Excerpts from a transcription dataset:
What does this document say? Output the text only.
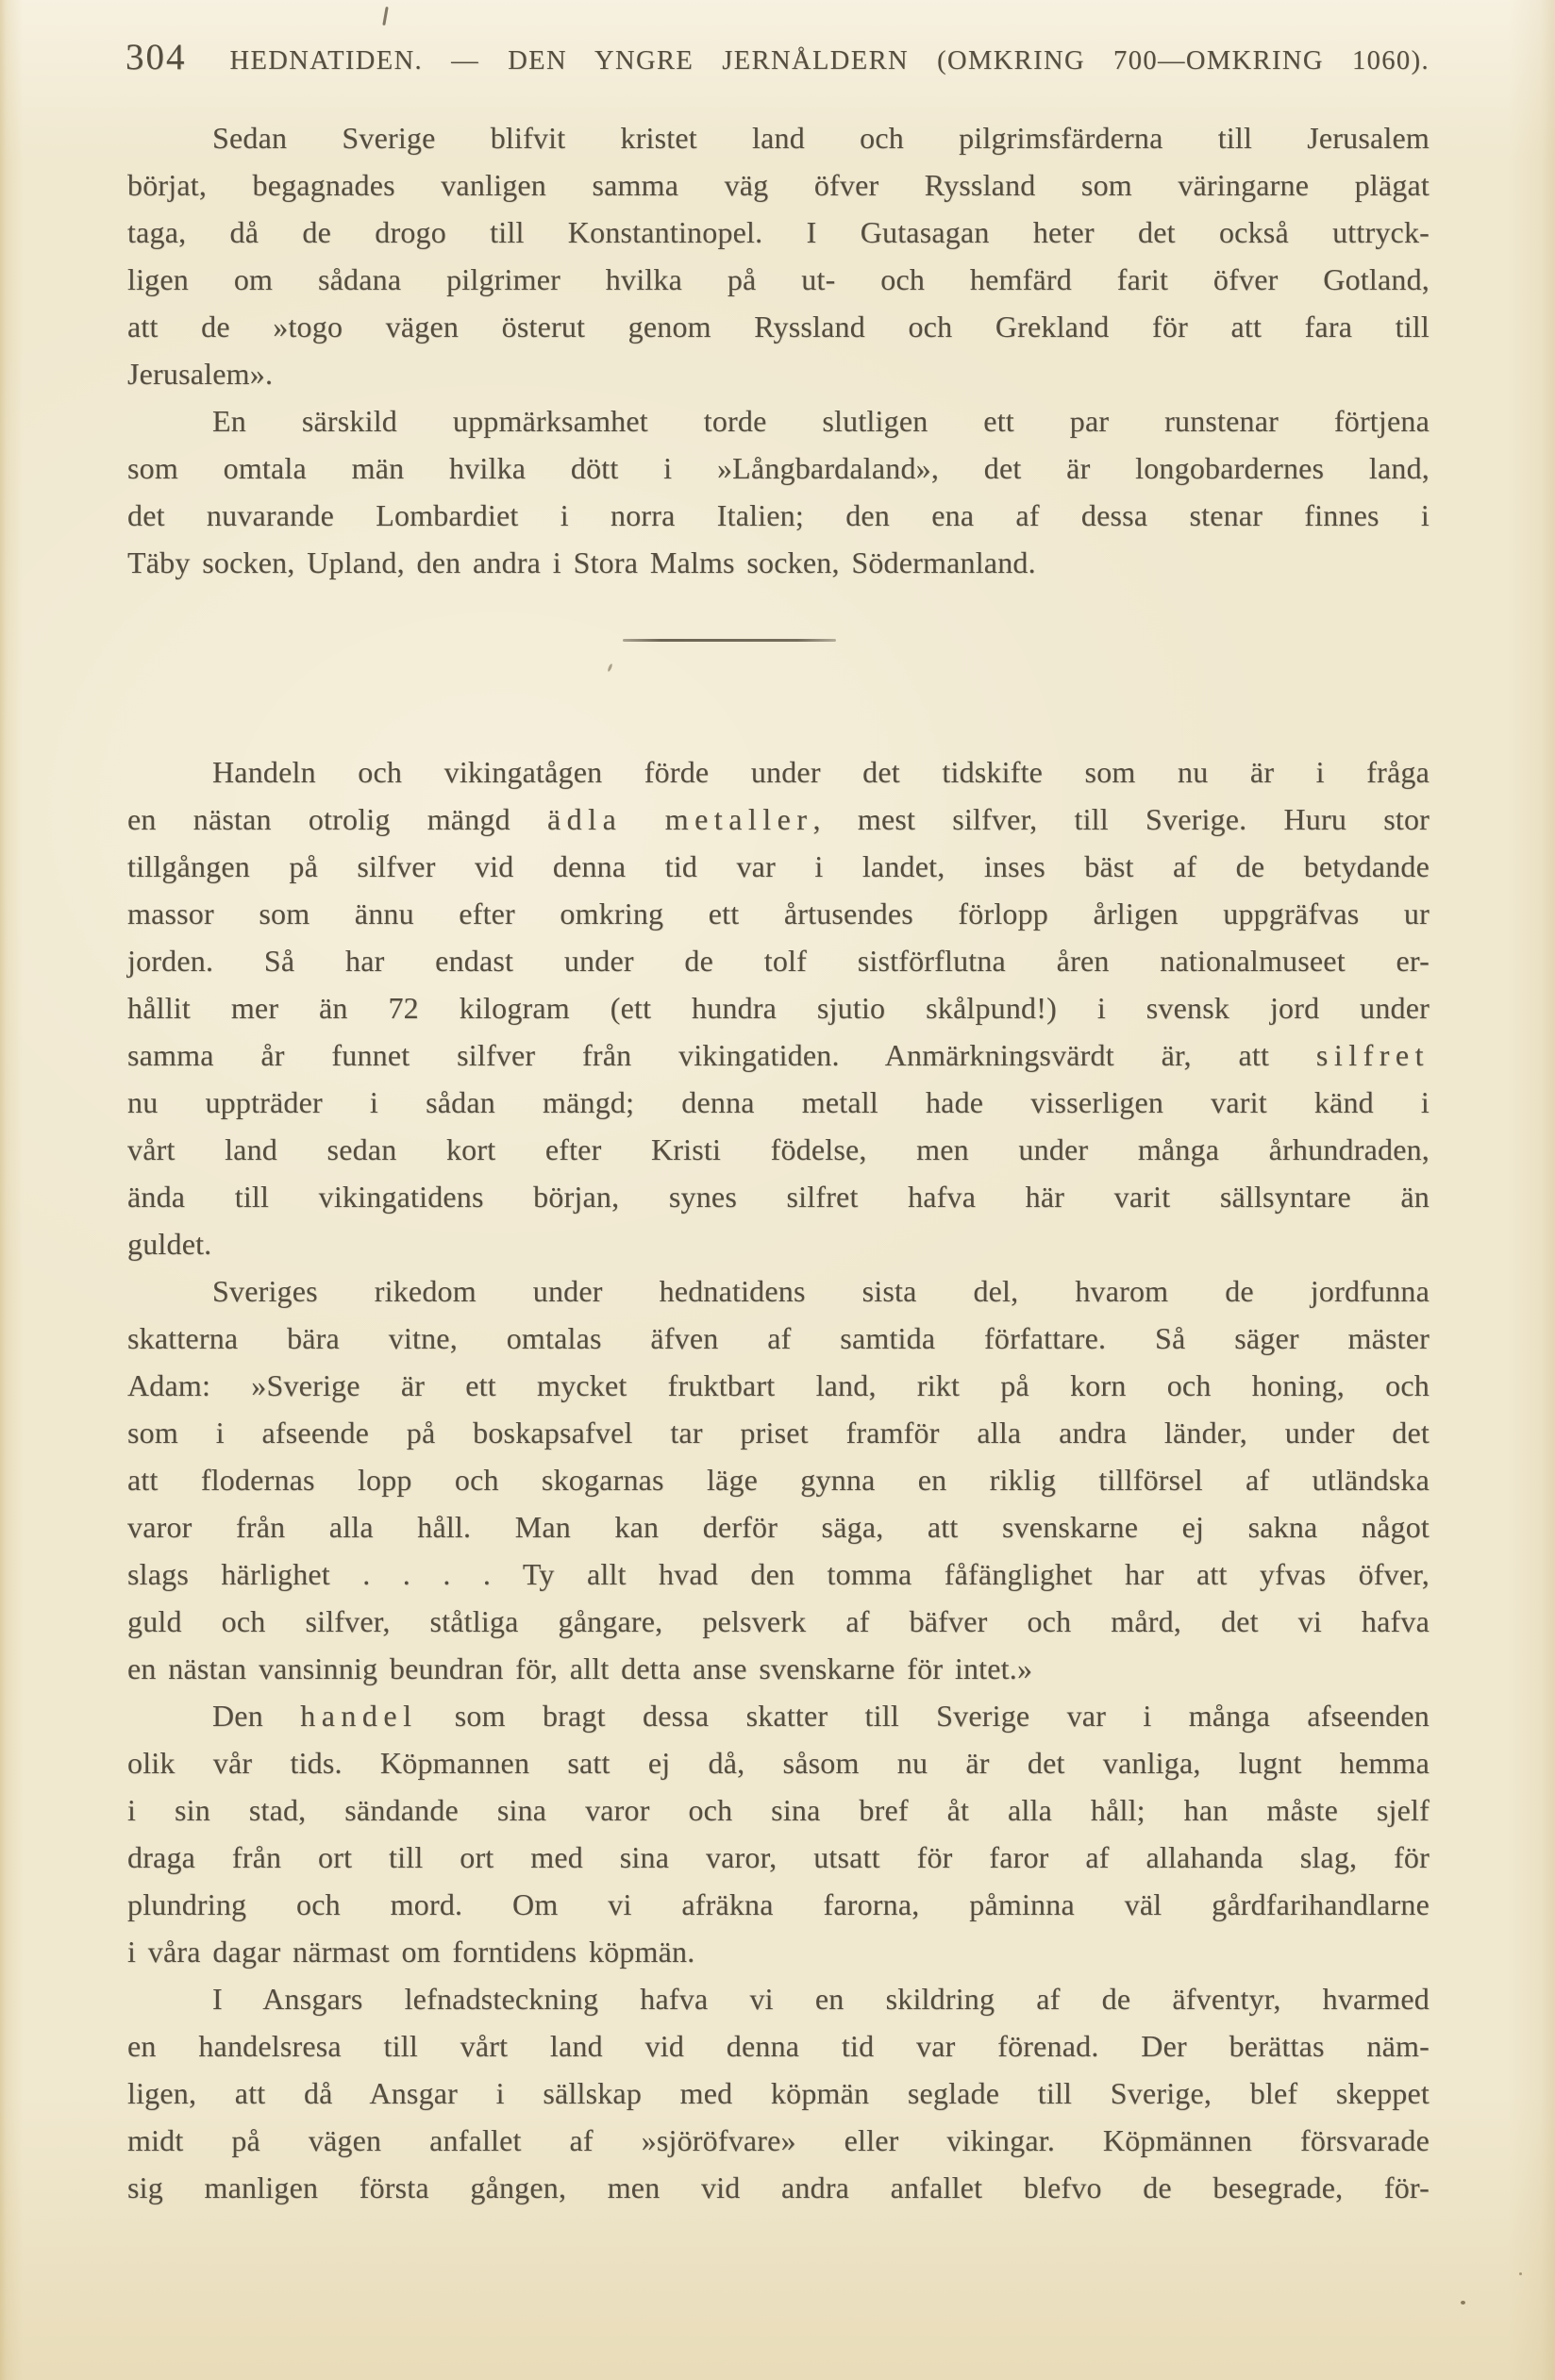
304 HEDNATIDEN. — DEN YNGRE JERNÅLDERN (OMKRING 700—OMKRING 1060).
Sedan Sverige blifvit kristet land och pilgrimsfärderna till Jerusalem
börjat, begagnades vanligen samma väg öfver Ryssland som väringarne plägat
taga, då de drogo till Konstantinopel. I Gutasagan heter det också uttryck-
ligen om sådana pilgrimer hvilka på ut- och hemfärd farit öfver Gotland,
att de »togo vägen österut genom Ryssland och Grekland för att fara till
Jerusalem».
En särskild uppmärksamhet torde slutligen ett par runstenar förtjena
som omtala män hvilka dött i »Långbardaland», det är longobardernes land,
det nuvarande Lombardiet i norra Italien; den ena af dessa stenar finnes i
Täby socken, Upland, den andra i Stora Malms socken, Södermanland.
Handeln och vikingatågen förde under det tidskifte som nu är i fråga
en nästan otrolig mängd ädla metaller, mest silfver, till Sverige. Huru stor
tillgången på silfver vid denna tid var i landet, inses bäst af de betydande
massor som ännu efter omkring ett årtusendes förlopp årligen uppgräfvas ur
jorden. Så har endast under de tolf sistförflutna åren nationalmuseet er-
hållit mer än 72 kilogram (ett hundra sjutio skålpund!) i svensk jord under
samma år funnet silfver från vikingatiden. Anmärkningsvärdt är, att silfret
nu uppträder i sådan mängd; denna metall hade visserligen varit känd i
vårt land sedan kort efter Kristi födelse, men under många århundraden,
ända till vikingatidens början, synes silfret hafva här varit sällsyntare än
guldet.
Sveriges rikedom under hednatidens sista del, hvarom de jordfunna
skatterna bära vitne, omtalas äfven af samtida författare. Så säger mäster
Adam: »Sverige är ett mycket fruktbart land, rikt på korn och honing, och
som i afseende på boskapsafvel tar priset framför alla andra länder, under det
att flodernas lopp och skogarnas läge gynna en riklig tillförsel af utländska
varor från alla håll. Man kan derför säga, att svenskarne ej sakna något
slags härlighet . . . . Ty allt hvad den tomma fåfänglighet har att yfvas öfver,
guld och silfver, ståtliga gångare, pelsverk af bäfver och mård, det vi hafva
en nästan vansinnig beundran för, allt detta anse svenskarne för intet.»
Den handel som bragt dessa skatter till Sverige var i många afseenden
olik vår tids. Köpmannen satt ej då, såsom nu är det vanliga, lugnt hemma
i sin stad, sändande sina varor och sina bref åt alla håll; han måste sjelf
draga från ort till ort med sina varor, utsatt för faror af allahanda slag, för
plundring och mord. Om vi afräkna farorna, påminna väl gårdfarihandlarne
i våra dagar närmast om forntidens köpmän.
I Ansgars lefnadsteckning hafva vi en skildring af de äfventyr, hvarmed
en handelsresa till vårt land vid denna tid var förenad. Der berättas näm-
ligen, att då Ansgar i sällskap med köpmän seglade till Sverige, blef skeppet
midt på vägen anfallet af »sjöröfvare» eller vikingar. Köpmännen försvarade
sig manligen första gången, men vid andra anfallet blefvo de besegrade, för-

(Try it): Repeat the data above word for word, without pictures.

(Answer to this task):
What does this document say? Output the text only.
304 HEDNATIDEN. — DEN YNGRE JERNÅLDERN (OMKRING 700—OMKRING 1060).
Sedan Sverige blifvit kristet land och pilgrimsfärderna till Jerusalem
börjat, begagnades vanligen samma väg öfver Ryssland som väringarne plägat
taga, då de drogo till Konstantinopel. I Gutasagan heter det också uttryck-
ligen om sådana pilgrimer hvilka på ut- och hemfärd farit öfver Gotland,
att de »togo vägen österut genom Ryssland och Grekland för att fara till
Jerusalem».
En särskild uppmärksamhet torde slutligen ett par runstenar förtjena
som omtala män hvilka dött i »Långbardaland», det är longobardernes land,
det nuvarande Lombardiet i norra Italien; den ena af dessa stenar finnes i
Täby socken, Upland, den andra i Stora Malms socken, Södermanland.
Handeln och vikingatågen förde under det tidskifte som nu är i fråga
en nästan otrolig mängd ädla metaller, mest silfver, till Sverige. Huru stor
tillgången på silfver vid denna tid var i landet, inses bäst af de betydande
massor som ännu efter omkring ett årtusendes förlopp årligen uppgräfvas ur
jorden. Så har endast under de tolf sistförflutna åren nationalmuseet er-
hållit mer än 72 kilogram (ett hundra sjutio skålpund!) i svensk jord under
samma år funnet silfver från vikingatiden. Anmärkningsvärdt är, att silfret
nu uppträder i sådan mängd; denna metall hade visserligen varit känd i
vårt land sedan kort efter Kristi födelse, men under många århundraden,
ända till vikingatidens början, synes silfret hafva här varit sällsyntare än
guldet.
Sveriges rikedom under hednatidens sista del, hvarom de jordfunna
skatterna bära vitne, omtalas äfven af samtida författare. Så säger mäster
Adam: »Sverige är ett mycket fruktbart land, rikt på korn och honing, och
som i afseende på boskapsafvel tar priset framför alla andra länder, under det
att flodernas lopp och skogarnas läge gynna en riklig tillförsel af utländska
varor från alla håll. Man kan derför säga, att svenskarne ej sakna något
slags härlighet . . . . Ty allt hvad den tomma fåfänglighet har att yfvas öfver,
guld och silfver, ståtliga gångare, pelsverk af bäfver och mård, det vi hafva
en nästan vansinnig beundran för, allt detta anse svenskarne för intet.»
Den handel som bragt dessa skatter till Sverige var i många afseenden
olik vår tids. Köpmannen satt ej då, såsom nu är det vanliga, lugnt hemma
i sin stad, sändande sina varor och sina bref åt alla håll; han måste sjelf
draga från ort till ort med sina varor, utsatt för faror af allahanda slag, för
plundring och mord. Om vi afräkna farorna, påminna väl gårdfarihandlarne
i våra dagar närmast om forntidens köpmän.
I Ansgars lefnadsteckning hafva vi en skildring af de äfventyr, hvarmed
en handelsresa till vårt land vid denna tid var förenad. Der berättas näm-
ligen, att då Ansgar i sällskap med köpmän seglade till Sverige, blef skeppet
midt på vägen anfallet af »sjöröfvare» eller vikingar. Köpmännen försvarade
sig manligen första gången, men vid andra anfallet blefvo de besegrade, för-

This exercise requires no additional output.